_REQUIREMENTS_
Select the lines below containing the word "function".
>> start
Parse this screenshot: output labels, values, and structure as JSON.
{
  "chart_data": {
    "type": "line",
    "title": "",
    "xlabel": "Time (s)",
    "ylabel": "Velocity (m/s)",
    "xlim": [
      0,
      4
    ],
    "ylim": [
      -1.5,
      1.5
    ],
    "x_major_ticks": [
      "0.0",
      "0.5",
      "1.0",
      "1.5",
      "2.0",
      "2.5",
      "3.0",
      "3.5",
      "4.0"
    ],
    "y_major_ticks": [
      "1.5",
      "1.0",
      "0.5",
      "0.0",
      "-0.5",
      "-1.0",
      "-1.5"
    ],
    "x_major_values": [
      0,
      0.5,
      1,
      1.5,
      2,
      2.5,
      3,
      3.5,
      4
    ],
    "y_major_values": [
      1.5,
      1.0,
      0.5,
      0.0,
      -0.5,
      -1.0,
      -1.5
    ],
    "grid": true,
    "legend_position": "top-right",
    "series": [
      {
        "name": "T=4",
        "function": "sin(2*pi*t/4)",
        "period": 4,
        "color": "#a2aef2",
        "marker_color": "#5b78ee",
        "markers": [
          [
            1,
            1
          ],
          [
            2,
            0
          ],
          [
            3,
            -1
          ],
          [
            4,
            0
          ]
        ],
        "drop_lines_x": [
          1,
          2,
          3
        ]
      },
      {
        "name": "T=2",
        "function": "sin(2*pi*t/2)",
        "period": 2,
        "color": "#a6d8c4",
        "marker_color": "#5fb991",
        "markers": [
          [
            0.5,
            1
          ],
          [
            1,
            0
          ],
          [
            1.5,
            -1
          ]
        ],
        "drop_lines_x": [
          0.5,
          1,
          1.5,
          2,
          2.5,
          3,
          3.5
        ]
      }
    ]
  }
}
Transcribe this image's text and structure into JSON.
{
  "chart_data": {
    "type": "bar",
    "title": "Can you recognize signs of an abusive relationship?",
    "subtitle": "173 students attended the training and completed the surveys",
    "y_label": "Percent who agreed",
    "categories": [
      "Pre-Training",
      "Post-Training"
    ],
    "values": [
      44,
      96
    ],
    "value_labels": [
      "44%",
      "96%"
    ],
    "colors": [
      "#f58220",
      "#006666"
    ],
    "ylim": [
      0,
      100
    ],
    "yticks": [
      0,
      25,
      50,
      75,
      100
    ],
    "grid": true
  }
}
>> end
_ANSWER TO THIS PROBLEM_
        "function": "sin(2*pi*t/4)",
        "function": "sin(2*pi*t/2)",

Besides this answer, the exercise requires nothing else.